Exercise brief:
Skip the pictures. Repeat everything else in the records word for word.

Data provided:
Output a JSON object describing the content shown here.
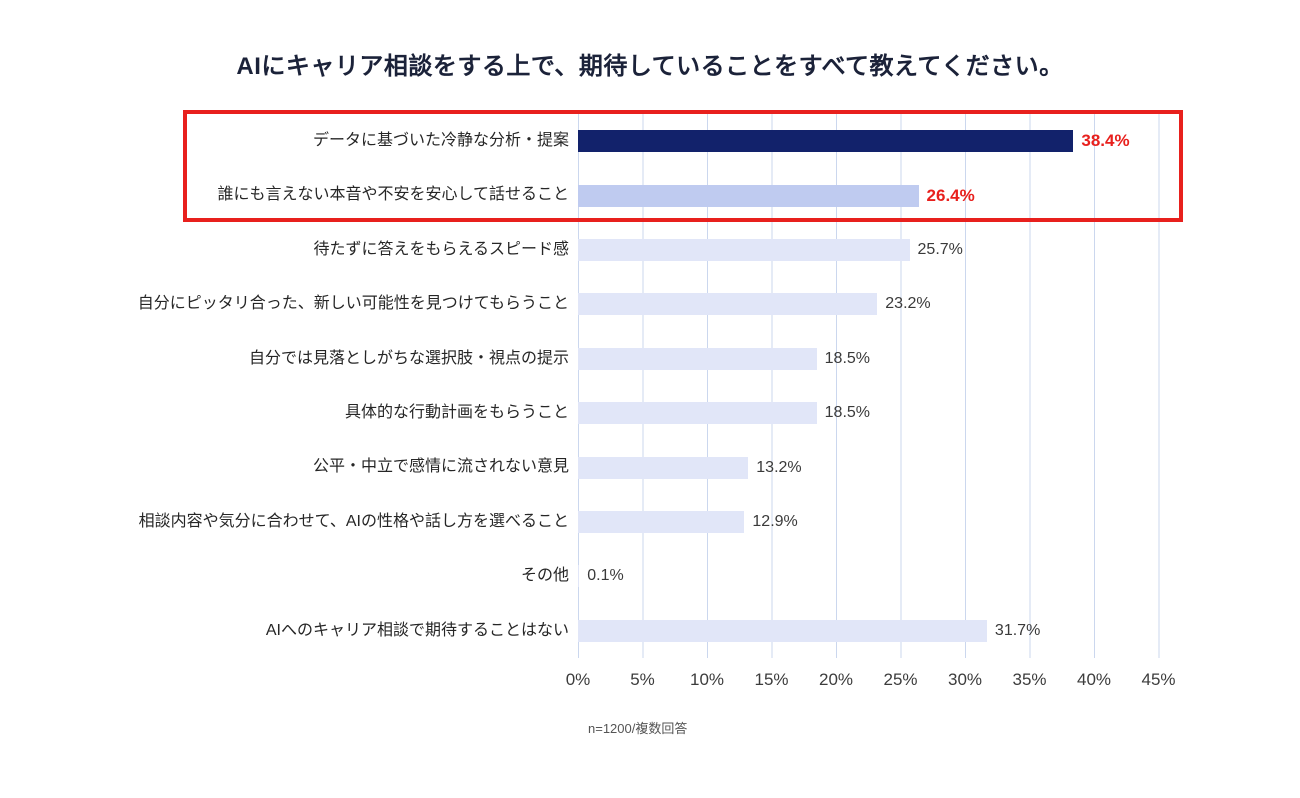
{
  "chart_data": {
    "type": "bar",
    "orientation": "horizontal",
    "title": "AIにキャリア相談をする上で、期待していることをすべて教えてください。",
    "categories": [
      "データに基づいた冷静な分析・提案",
      "誰にも言えない本音や不安を安心して話せること",
      "待たずに答えをもらえるスピード感",
      "自分にピッタリ合った、新しい可能性を見つけてもらうこと",
      "自分では見落としがちな選択肢・視点の提示",
      "具体的な行動計画をもらうこと",
      "公平・中立で感情に流されない意見",
      "相談内容や気分に合わせて、AIの性格や話し方を選べること",
      "その他",
      "AIへのキャリア相談で期待することはない"
    ],
    "values": [
      38.4,
      26.4,
      25.7,
      23.2,
      18.5,
      18.5,
      13.2,
      12.9,
      0.1,
      31.7
    ],
    "value_labels": [
      "38.4%",
      "26.4%",
      "25.7%",
      "23.2%",
      "18.5%",
      "18.5%",
      "13.2%",
      "12.9%",
      "0.1%",
      "31.7%"
    ],
    "x_ticks": [
      "0%",
      "5%",
      "10%",
      "15%",
      "20%",
      "25%",
      "30%",
      "35%",
      "40%",
      "45%"
    ],
    "xlim": [
      0,
      45
    ],
    "grid": "vertical",
    "legend": "none",
    "note": "n=1200/複数回答",
    "highlighted_indices": [
      0,
      1
    ],
    "colors": {
      "bar_primary": "#12226b",
      "bar_highlight_secondary": "#bfcbf0",
      "bar_default": "#e1e6f8",
      "highlight_border": "#e8201d",
      "value_highlight_text": "#e8201d",
      "value_text": "#3a3a3a",
      "gridline": "#cbd7ee",
      "title_text": "#1b2239"
    }
  }
}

Response for this exercise:
Output a JSON object describing the content shown here.
{
  "chart_data": {
    "type": "bar",
    "orientation": "horizontal",
    "title": "AIにキャリア相談をする上で、期待していることをすべて教えてください。",
    "categories": [
      "データに基づいた冷静な分析・提案",
      "誰にも言えない本音や不安を安心して話せること",
      "待たずに答えをもらえるスピード感",
      "自分にピッタリ合った、新しい可能性を見つけてもらうこと",
      "自分では見落としがちな選択肢・視点の提示",
      "具体的な行動計画をもらうこと",
      "公平・中立で感情に流されない意見",
      "相談内容や気分に合わせて、AIの性格や話し方を選べること",
      "その他",
      "AIへのキャリア相談で期待することはない"
    ],
    "values": [
      38.4,
      26.4,
      25.7,
      23.2,
      18.5,
      18.5,
      13.2,
      12.9,
      0.1,
      31.7
    ],
    "value_labels": [
      "38.4%",
      "26.4%",
      "25.7%",
      "23.2%",
      "18.5%",
      "18.5%",
      "13.2%",
      "12.9%",
      "0.1%",
      "31.7%"
    ],
    "x_ticks": [
      "0%",
      "5%",
      "10%",
      "15%",
      "20%",
      "25%",
      "30%",
      "35%",
      "40%",
      "45%"
    ],
    "xlim": [
      0,
      45
    ],
    "grid": "vertical",
    "legend": "none",
    "note": "n=1200/複数回答",
    "highlighted_indices": [
      0,
      1
    ],
    "colors": {
      "bar_primary": "#12226b",
      "bar_highlight_secondary": "#bfcbf0",
      "bar_default": "#e1e6f8",
      "highlight_border": "#e8201d",
      "value_highlight_text": "#e8201d",
      "value_text": "#3a3a3a",
      "gridline": "#cbd7ee",
      "title_text": "#1b2239"
    }
  }
}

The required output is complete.